## Provided information
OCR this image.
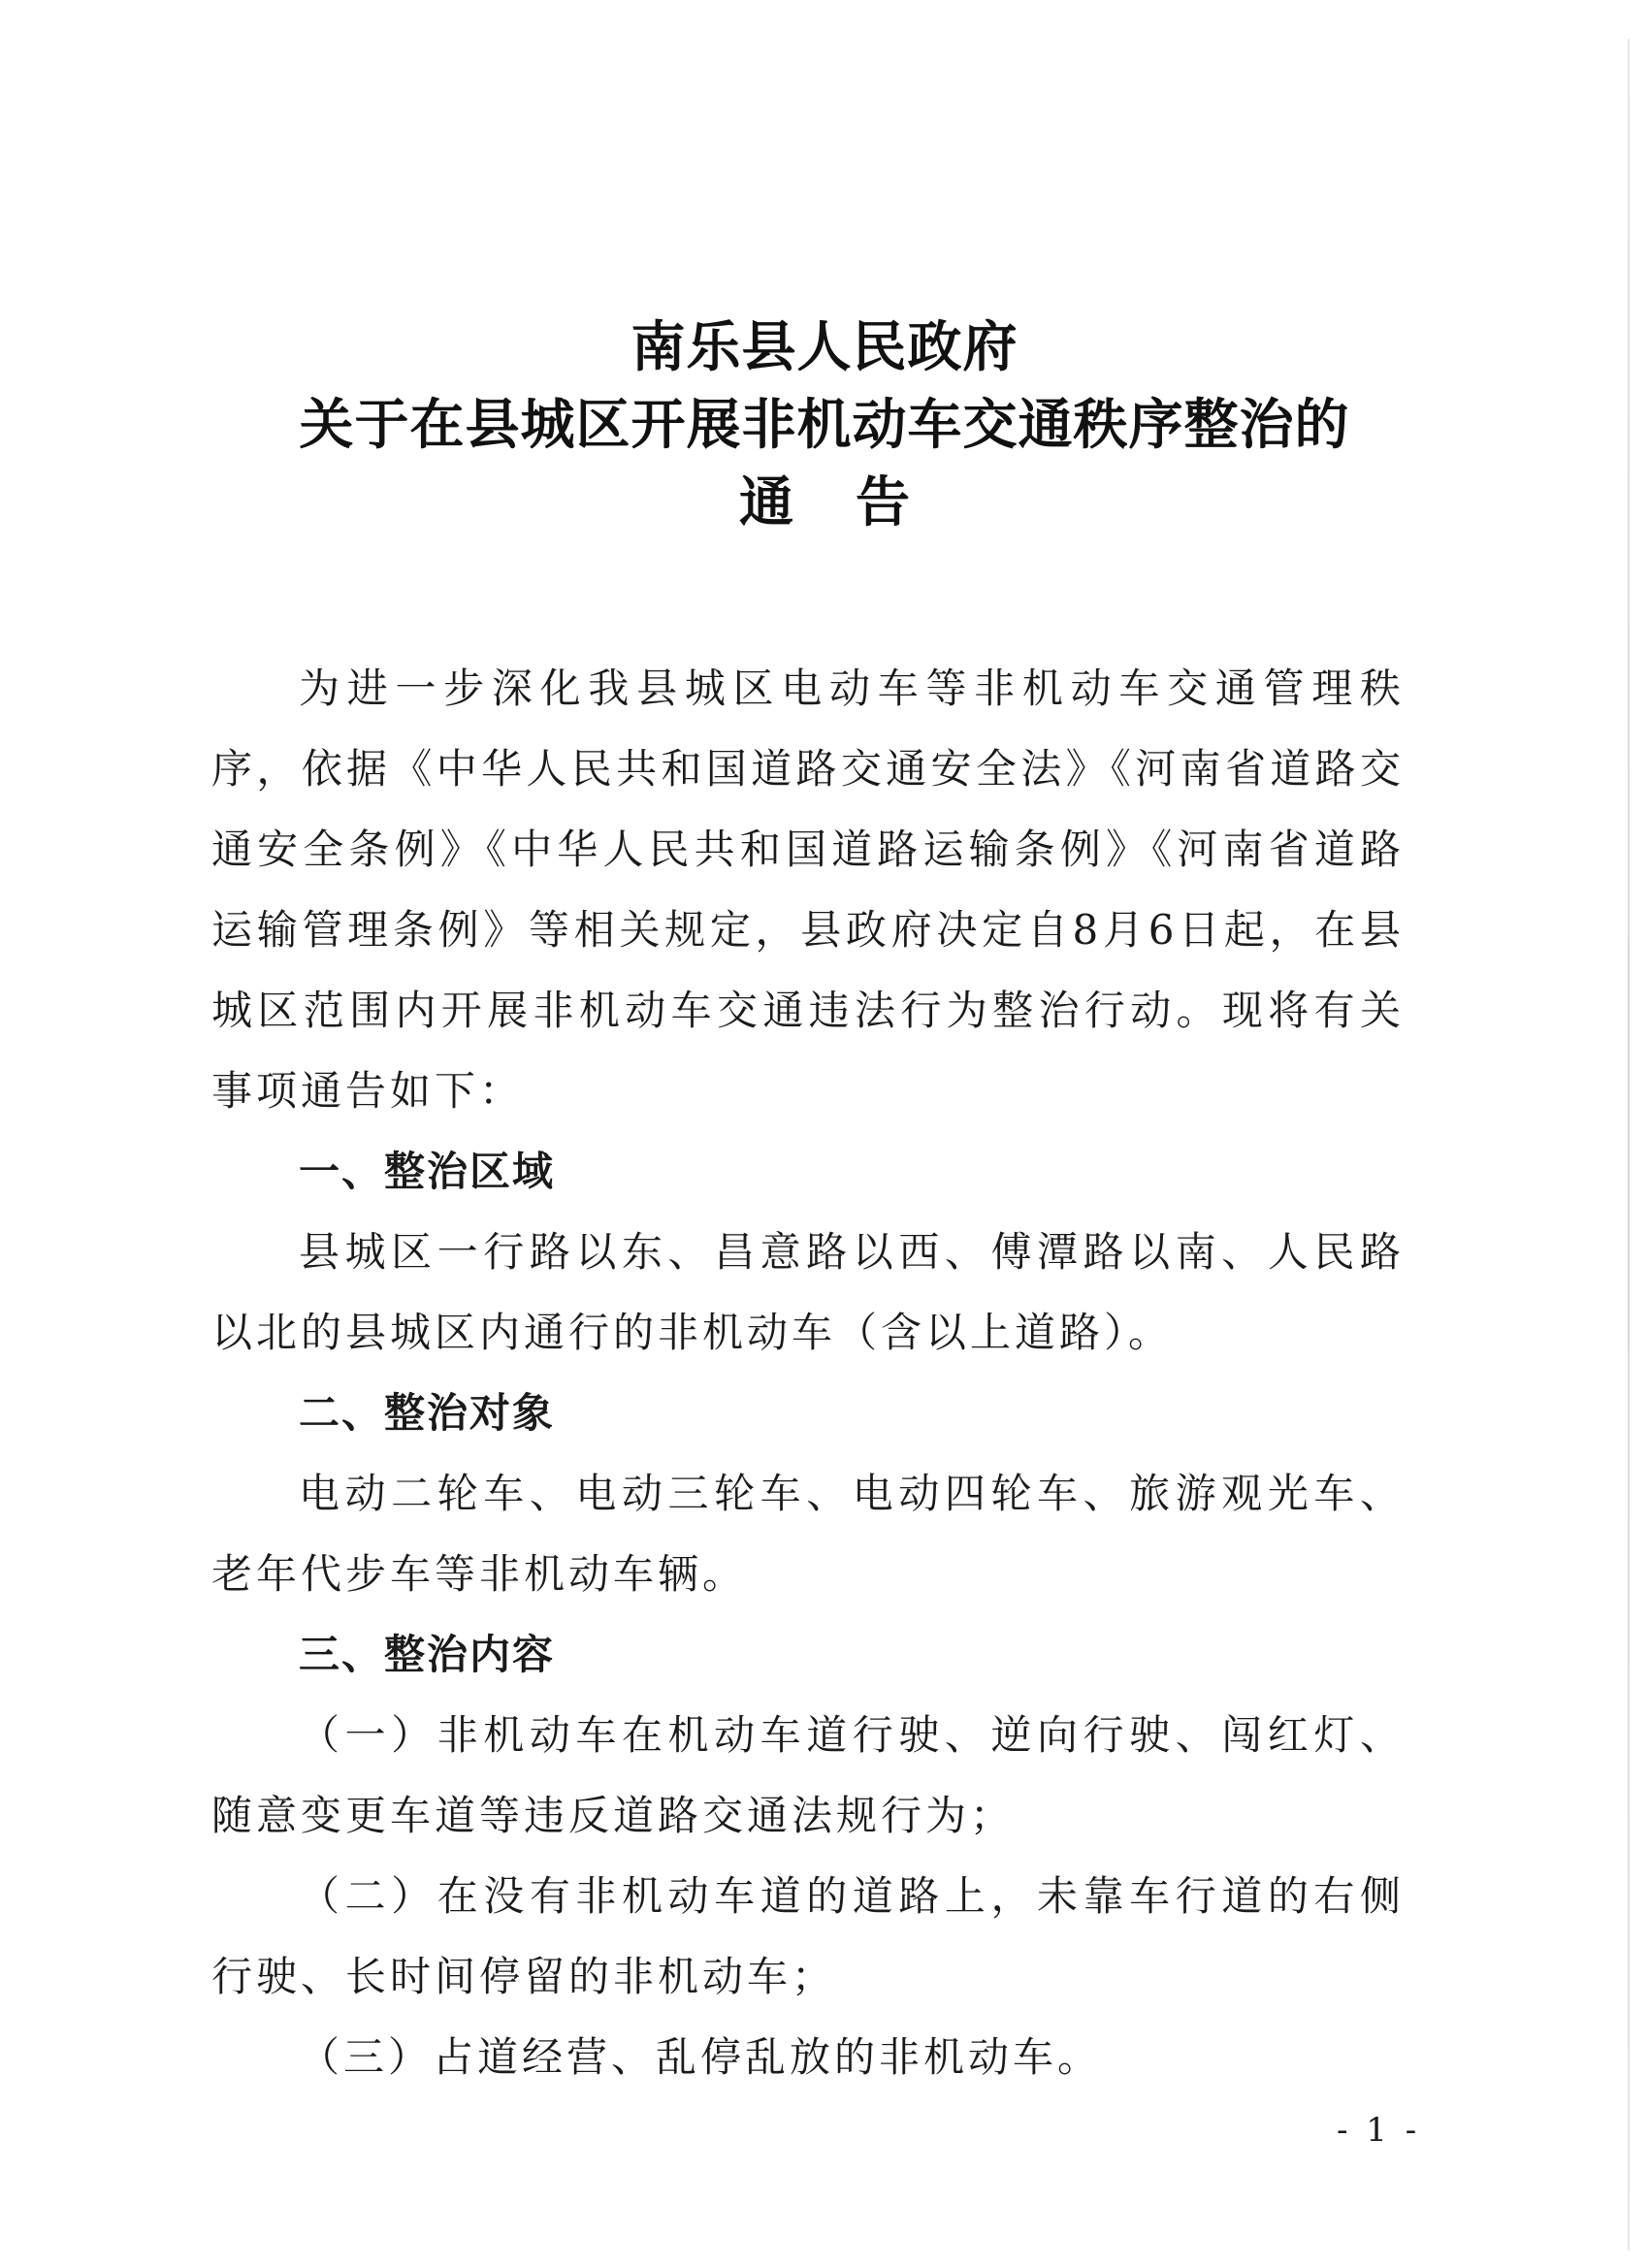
南乐县人民政府
关于在县城区开展非机动车交通秩序整治的
通告

为进一步深化我县城区电动车等非机动车交通管理秩序，依据《中华人民共和国道路交通安全法》《河南省道路交通安全条例》《中华人民共和国道路运输条例》《河南省道路运输管理条例》等相关规定，县政府决定自8月6日起，在县城区范围内开展非机动车交通违法行为整治行动。现将有关事项通告如下：

一、整治区域

县城区一行路以东、昌意路以西、傅潭路以南、人民路以北的县城区内通行的非机动车（含以上道路）。

二、整治对象

电动二轮车、电动三轮车、电动四轮车、旅游观光车、老年代步车等非机动车辆。

三、整治内容

（一）非机动车在机动车道行驶、逆向行驶、闯红灯、随意变更车道等违反道路交通法规行为；

（二）在没有非机动车道的道路上，未靠车行道的右侧行驶、长时间停留的非机动车；

（三）占道经营、乱停乱放的非机动车。

- 1 -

## Task directions
Write out the full listing verbatim, excluding its pictures.

## Solution to the exercise
OCR this image.
南乐县人民政府
关于在县城区开展非机动车交通秩序整治的
通告

为进一步深化我县城区电动车等非机动车交通管理秩序，依据《中华人民共和国道路交通安全法》《河南省道路交通安全条例》《中华人民共和国道路运输条例》《河南省道路运输管理条例》等相关规定，县政府决定自8月6日起，在县城区范围内开展非机动车交通违法行为整治行动。现将有关事项通告如下：

一、整治区域

县城区一行路以东、昌意路以西、傅潭路以南、人民路以北的县城区内通行的非机动车（含以上道路）。

二、整治对象

电动二轮车、电动三轮车、电动四轮车、旅游观光车、老年代步车等非机动车辆。

三、整治内容

（一）非机动车在机动车道行驶、逆向行驶、闯红灯、随意变更车道等违反道路交通法规行为；

（二）在没有非机动车道的道路上，未靠车行道的右侧行驶、长时间停留的非机动车；

（三）占道经营、乱停乱放的非机动车。

- 1 -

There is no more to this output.